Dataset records

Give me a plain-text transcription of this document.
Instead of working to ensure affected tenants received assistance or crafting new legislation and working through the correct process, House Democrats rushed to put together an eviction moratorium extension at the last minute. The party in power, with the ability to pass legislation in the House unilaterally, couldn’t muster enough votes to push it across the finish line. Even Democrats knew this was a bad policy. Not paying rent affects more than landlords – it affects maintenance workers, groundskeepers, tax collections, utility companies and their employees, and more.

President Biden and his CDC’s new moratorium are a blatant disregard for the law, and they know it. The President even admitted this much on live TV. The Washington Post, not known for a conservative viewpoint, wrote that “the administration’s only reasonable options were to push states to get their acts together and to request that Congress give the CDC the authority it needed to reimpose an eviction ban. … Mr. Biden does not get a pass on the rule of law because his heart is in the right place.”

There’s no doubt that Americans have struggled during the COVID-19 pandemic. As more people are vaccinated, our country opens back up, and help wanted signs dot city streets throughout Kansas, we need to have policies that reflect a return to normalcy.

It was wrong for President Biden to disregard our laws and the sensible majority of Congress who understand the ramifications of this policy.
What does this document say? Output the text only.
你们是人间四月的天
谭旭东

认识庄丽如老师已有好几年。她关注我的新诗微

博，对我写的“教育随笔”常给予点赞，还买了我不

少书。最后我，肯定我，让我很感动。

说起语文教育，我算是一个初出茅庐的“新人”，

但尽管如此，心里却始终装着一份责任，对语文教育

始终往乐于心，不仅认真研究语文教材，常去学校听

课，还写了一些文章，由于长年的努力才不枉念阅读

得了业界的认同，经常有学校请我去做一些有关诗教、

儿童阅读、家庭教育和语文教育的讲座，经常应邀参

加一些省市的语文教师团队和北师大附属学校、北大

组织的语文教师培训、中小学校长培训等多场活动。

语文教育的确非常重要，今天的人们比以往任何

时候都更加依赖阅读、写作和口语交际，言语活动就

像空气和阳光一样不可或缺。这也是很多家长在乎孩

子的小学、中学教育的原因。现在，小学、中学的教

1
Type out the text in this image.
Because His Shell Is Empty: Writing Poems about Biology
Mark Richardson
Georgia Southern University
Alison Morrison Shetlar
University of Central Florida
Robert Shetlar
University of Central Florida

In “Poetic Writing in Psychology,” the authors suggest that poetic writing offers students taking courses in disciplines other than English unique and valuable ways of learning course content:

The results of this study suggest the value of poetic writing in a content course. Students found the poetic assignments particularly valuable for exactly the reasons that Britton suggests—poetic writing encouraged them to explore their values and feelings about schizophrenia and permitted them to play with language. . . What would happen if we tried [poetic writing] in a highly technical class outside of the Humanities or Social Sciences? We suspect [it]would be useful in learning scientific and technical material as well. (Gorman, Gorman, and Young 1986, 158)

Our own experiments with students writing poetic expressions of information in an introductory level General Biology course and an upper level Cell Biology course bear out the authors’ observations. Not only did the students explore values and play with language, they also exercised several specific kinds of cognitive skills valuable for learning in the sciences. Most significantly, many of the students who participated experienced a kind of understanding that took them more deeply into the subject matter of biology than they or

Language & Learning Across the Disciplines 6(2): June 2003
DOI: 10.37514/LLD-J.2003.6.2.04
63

> **Objective**: Print all the data exactly.

> **Response**:
Give me a plain-text transcription of this document.
Instead of working to ensure affected tenants received assistance or crafting new legislation and working through the correct process, House Democrats rushed to put together an eviction moratorium extension at the last minute. The party in power, with the ability to pass legislation in the House unilaterally, couldn’t muster enough votes to push it across the finish line. Even Democrats knew this was a bad policy. Not paying rent affects more than landlords – it affects maintenance workers, groundskeepers, tax collections, utility companies and their employees, and more.

President Biden and his CDC’s new moratorium are a blatant disregard for the law, and they know it. The President even admitted this much on live TV. The Washington Post, not known for a conservative viewpoint, wrote that “the administration’s only reasonable options were to push states to get their acts together and to request that Congress give the CDC the authority it needed to reimpose an eviction ban. … Mr. Biden does not get a pass on the rule of law because his heart is in the right place.”

There’s no doubt that Americans have struggled during the COVID-19 pandemic. As more people are vaccinated, our country opens back up, and help wanted signs dot city streets throughout Kansas, we need to have policies that reflect a return to normalcy.

It was wrong for President Biden to disregard our laws and the sensible majority of Congress who understand the ramifications of this policy.
What does this document say? Output the text only.
你们是人间四月的天
谭旭东

认识庄丽如老师已有好几年。她关注我的新诗微

博，对我写的“教育随笔”常给予点赞，还买了我不

少书。最后我，肯定我，让我很感动。

说起语文教育，我算是一个初出茅庐的“新人”，

但尽管如此，心里却始终装着一份责任，对语文教育

始终往乐于心，不仅认真研究语文教材，常去学校听

课，还写了一些文章，由于长年的努力才不枉念阅读

得了业界的认同，经常有学校请我去做一些有关诗教、

儿童阅读、家庭教育和语文教育的讲座，经常应邀参

加一些省市的语文教师团队和北师大附属学校、北大

组织的语文教师培训、中小学校长培训等多场活动。

语文教育的确非常重要，今天的人们比以往任何

时候都更加依赖阅读、写作和口语交际，言语活动就

像空气和阳光一样不可或缺。这也是很多家长在乎孩

子的小学、中学教育的原因。现在，小学、中学的教

1
Type out the text in this image.
Because His Shell Is Empty: Writing Poems about Biology
Mark Richardson
Georgia Southern University
Alison Morrison Shetlar
University of Central Florida
Robert Shetlar
University of Central Florida

In “Poetic Writing in Psychology,” the authors suggest that poetic writing offers students taking courses in disciplines other than English unique and valuable ways of learning course content:

The results of this study suggest the value of poetic writing in a content course. Students found the poetic assignments particularly valuable for exactly the reasons that Britton suggests—poetic writing encouraged them to explore their values and feelings about schizophrenia and permitted them to play with language. . . What would happen if we tried [poetic writing] in a highly technical class outside of the Humanities or Social Sciences? We suspect [it]would be useful in learning scientific and technical material as well. (Gorman, Gorman, and Young 1986, 158)

Our own experiments with students writing poetic expressions of information in an introductory level General Biology course and an upper level Cell Biology course bear out the authors’ observations. Not only did the students explore values and play with language, they also exercised several specific kinds of cognitive skills valuable for learning in the sciences. Most significantly, many of the students who participated experienced a kind of understanding that took them more deeply into the subject matter of biology than they or

Language & Learning Across the Disciplines 6(2): June 2003
DOI: 10.37514/LLD-J.2003.6.2.04
63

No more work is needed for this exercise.